'''
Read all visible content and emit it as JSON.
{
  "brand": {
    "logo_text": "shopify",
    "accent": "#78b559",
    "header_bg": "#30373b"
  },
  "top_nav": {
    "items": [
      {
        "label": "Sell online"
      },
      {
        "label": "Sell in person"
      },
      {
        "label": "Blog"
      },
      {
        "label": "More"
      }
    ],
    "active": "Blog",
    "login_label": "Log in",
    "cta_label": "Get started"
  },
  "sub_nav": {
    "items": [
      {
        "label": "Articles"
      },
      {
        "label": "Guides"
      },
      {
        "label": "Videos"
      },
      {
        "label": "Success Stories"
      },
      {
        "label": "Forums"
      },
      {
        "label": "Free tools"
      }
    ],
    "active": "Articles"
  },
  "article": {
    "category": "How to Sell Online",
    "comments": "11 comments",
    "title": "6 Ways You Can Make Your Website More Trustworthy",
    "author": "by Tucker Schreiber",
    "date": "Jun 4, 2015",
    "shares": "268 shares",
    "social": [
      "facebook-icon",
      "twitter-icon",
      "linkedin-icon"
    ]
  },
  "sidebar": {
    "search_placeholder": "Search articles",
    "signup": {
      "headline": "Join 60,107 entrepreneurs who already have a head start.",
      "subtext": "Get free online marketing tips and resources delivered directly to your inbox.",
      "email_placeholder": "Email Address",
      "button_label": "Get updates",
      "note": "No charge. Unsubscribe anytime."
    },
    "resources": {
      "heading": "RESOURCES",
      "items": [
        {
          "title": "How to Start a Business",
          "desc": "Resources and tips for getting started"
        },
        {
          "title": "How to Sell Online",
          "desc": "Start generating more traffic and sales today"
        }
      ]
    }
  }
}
'''
Search the data above for the string "tips" and copy each line that has it.

      "subtext": "Get free online marketing tips and resources delivered directly to your inbox.",
          "desc": "Resources and tips for getting started"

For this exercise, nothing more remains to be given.